* [Written request]: Please print every record below again, unchanged down to the last character.
___ Data rows ___
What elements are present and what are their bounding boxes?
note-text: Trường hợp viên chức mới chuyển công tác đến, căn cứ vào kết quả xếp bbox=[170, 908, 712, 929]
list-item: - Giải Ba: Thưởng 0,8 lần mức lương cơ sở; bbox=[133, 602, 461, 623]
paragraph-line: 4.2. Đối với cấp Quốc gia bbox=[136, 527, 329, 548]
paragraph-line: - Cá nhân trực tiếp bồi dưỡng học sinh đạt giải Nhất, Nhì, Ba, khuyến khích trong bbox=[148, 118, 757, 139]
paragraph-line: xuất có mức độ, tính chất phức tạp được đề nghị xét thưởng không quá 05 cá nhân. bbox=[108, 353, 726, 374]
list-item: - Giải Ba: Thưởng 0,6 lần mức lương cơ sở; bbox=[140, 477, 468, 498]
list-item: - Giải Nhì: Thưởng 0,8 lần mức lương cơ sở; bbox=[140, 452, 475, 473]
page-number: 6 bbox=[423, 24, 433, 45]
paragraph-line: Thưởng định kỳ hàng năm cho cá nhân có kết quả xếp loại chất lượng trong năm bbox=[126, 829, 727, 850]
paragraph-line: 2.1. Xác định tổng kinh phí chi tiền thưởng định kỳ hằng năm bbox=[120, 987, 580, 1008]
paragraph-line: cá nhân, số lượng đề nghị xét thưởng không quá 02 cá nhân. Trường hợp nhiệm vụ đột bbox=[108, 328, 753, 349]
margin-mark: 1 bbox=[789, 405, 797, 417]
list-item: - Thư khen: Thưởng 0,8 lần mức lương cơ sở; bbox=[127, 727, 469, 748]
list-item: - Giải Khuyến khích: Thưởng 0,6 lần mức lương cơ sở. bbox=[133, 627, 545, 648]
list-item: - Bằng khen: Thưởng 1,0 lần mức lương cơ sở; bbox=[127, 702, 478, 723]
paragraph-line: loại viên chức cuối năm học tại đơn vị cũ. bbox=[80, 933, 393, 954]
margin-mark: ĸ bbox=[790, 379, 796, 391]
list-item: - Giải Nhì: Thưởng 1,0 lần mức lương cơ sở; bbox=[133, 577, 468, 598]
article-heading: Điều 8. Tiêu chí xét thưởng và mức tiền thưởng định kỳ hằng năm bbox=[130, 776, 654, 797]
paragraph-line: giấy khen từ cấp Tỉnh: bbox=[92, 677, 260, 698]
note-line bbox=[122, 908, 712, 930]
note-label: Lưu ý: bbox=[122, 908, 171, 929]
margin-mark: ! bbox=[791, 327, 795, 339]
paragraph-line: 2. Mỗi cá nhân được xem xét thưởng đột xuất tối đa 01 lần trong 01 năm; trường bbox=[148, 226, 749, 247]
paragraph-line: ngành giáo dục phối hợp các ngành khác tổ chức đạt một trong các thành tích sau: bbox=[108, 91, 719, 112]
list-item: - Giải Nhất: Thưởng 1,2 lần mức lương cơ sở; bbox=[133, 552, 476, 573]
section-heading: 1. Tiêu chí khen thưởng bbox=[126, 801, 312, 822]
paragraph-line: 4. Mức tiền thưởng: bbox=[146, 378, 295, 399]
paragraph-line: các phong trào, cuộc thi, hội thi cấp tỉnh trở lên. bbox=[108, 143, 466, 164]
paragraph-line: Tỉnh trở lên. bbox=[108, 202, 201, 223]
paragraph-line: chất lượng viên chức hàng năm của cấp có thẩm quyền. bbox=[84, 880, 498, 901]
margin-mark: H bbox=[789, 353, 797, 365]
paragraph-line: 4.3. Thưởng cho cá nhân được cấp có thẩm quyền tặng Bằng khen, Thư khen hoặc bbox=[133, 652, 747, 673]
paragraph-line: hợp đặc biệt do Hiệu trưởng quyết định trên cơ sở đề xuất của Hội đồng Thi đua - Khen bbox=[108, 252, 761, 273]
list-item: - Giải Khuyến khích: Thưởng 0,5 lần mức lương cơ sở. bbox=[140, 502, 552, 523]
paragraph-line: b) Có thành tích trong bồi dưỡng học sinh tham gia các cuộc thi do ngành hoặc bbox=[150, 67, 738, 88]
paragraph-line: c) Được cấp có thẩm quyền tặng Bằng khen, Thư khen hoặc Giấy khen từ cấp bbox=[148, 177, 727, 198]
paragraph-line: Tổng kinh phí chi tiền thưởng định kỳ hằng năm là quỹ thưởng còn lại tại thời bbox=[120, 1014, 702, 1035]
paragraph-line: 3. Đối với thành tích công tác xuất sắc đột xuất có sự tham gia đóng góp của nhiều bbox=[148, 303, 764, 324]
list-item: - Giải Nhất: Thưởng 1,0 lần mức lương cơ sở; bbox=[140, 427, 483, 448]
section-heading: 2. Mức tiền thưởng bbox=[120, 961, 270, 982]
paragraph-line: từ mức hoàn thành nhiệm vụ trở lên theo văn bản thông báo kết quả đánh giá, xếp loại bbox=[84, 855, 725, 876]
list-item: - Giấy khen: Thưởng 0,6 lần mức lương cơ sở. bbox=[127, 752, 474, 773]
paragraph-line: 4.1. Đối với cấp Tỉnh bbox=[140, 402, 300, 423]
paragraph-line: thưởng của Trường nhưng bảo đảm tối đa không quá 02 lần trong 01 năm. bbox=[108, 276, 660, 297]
___
* [Response]:
What elements are present and what are their bounding boxes?
note-text: Trường hợp viên chức mới chuyển công tác đến, căn cứ vào kết quả xếp bbox=[170, 908, 712, 929]
list-item: - Giải Ba: Thưởng 0,8 lần mức lương cơ sở; bbox=[133, 602, 461, 623]
paragraph-line: 4.2. Đối với cấp Quốc gia bbox=[136, 527, 329, 548]
paragraph-line: - Cá nhân trực tiếp bồi dưỡng học sinh đạt giải Nhất, Nhì, Ba, khuyến khích trong bbox=[148, 118, 757, 139]
paragraph-line: xuất có mức độ, tính chất phức tạp được đề nghị xét thưởng không quá 05 cá nhân. bbox=[108, 353, 726, 374]
list-item: - Giải Ba: Thưởng 0,6 lần mức lương cơ sở; bbox=[140, 477, 468, 498]
list-item: - Giải Nhì: Thưởng 0,8 lần mức lương cơ sở; bbox=[140, 452, 475, 473]
page-number: 6 bbox=[423, 24, 433, 45]
paragraph-line: Thưởng định kỳ hàng năm cho cá nhân có kết quả xếp loại chất lượng trong năm bbox=[126, 829, 727, 850]
paragraph-line: 2.1. Xác định tổng kinh phí chi tiền thưởng định kỳ hằng năm bbox=[120, 987, 580, 1008]
paragraph-line: cá nhân, số lượng đề nghị xét thưởng không quá 02 cá nhân. Trường hợp nhiệm vụ đột bbox=[108, 328, 753, 349]
margin-mark: 1 bbox=[789, 405, 797, 417]
list-item: - Thư khen: Thưởng 0,8 lần mức lương cơ sở; bbox=[127, 727, 469, 748]
list-item: - Giải Khuyến khích: Thưởng 0,6 lần mức lương cơ sở. bbox=[133, 627, 545, 648]
list-item: - Bằng khen: Thưởng 1,0 lần mức lương cơ sở; bbox=[127, 702, 478, 723]
paragraph-line: loại viên chức cuối năm học tại đơn vị cũ. bbox=[80, 933, 393, 954]
margin-mark: ĸ bbox=[790, 379, 796, 391]
list-item: - Giải Nhì: Thưởng 1,0 lần mức lương cơ sở; bbox=[133, 577, 468, 598]
article-heading: Điều 8. Tiêu chí xét thưởng và mức tiền thưởng định kỳ hằng năm bbox=[130, 776, 654, 797]
paragraph-line: giấy khen từ cấp Tỉnh: bbox=[92, 677, 260, 698]
note-line bbox=[122, 908, 712, 930]
note-label: Lưu ý: bbox=[122, 908, 171, 929]
margin-mark: ! bbox=[791, 327, 795, 339]
paragraph-line: 2. Mỗi cá nhân được xem xét thưởng đột xuất tối đa 01 lần trong 01 năm; trường bbox=[148, 226, 749, 247]
paragraph-line: ngành giáo dục phối hợp các ngành khác tổ chức đạt một trong các thành tích sau: bbox=[108, 91, 719, 112]
list-item: - Giải Nhất: Thưởng 1,2 lần mức lương cơ sở; bbox=[133, 552, 476, 573]
section-heading: 1. Tiêu chí khen thưởng bbox=[126, 801, 312, 822]
paragraph-line: 4. Mức tiền thưởng: bbox=[146, 378, 295, 399]
paragraph-line: các phong trào, cuộc thi, hội thi cấp tỉnh trở lên. bbox=[108, 143, 466, 164]
paragraph-line: Tỉnh trở lên. bbox=[108, 202, 201, 223]
paragraph-line: chất lượng viên chức hàng năm của cấp có thẩm quyền. bbox=[84, 880, 498, 901]
margin-mark: H bbox=[789, 353, 797, 365]
paragraph-line: 4.3. Thưởng cho cá nhân được cấp có thẩm quyền tặng Bằng khen, Thư khen hoặc bbox=[133, 652, 747, 673]
paragraph-line: hợp đặc biệt do Hiệu trưởng quyết định trên cơ sở đề xuất của Hội đồng Thi đua - Khen bbox=[108, 252, 761, 273]
list-item: - Giải Khuyến khích: Thưởng 0,5 lần mức lương cơ sở. bbox=[140, 502, 552, 523]
paragraph-line: b) Có thành tích trong bồi dưỡng học sinh tham gia các cuộc thi do ngành hoặc bbox=[150, 67, 738, 88]
paragraph-line: c) Được cấp có thẩm quyền tặng Bằng khen, Thư khen hoặc Giấy khen từ cấp bbox=[148, 177, 727, 198]
paragraph-line: Tổng kinh phí chi tiền thưởng định kỳ hằng năm là quỹ thưởng còn lại tại thời bbox=[120, 1014, 702, 1035]
paragraph-line: 3. Đối với thành tích công tác xuất sắc đột xuất có sự tham gia đóng góp của nhiều bbox=[148, 303, 764, 324]
list-item: - Giải Nhất: Thưởng 1,0 lần mức lương cơ sở; bbox=[140, 427, 483, 448]
section-heading: 2. Mức tiền thưởng bbox=[120, 961, 270, 982]
paragraph-line: từ mức hoàn thành nhiệm vụ trở lên theo văn bản thông báo kết quả đánh giá, xếp loại bbox=[84, 855, 725, 876]
list-item: - Giấy khen: Thưởng 0,6 lần mức lương cơ sở. bbox=[127, 752, 474, 773]
paragraph-line: 4.1. Đối với cấp Tỉnh bbox=[140, 402, 300, 423]
paragraph-line: thưởng của Trường nhưng bảo đảm tối đa không quá 02 lần trong 01 năm. bbox=[108, 276, 660, 297]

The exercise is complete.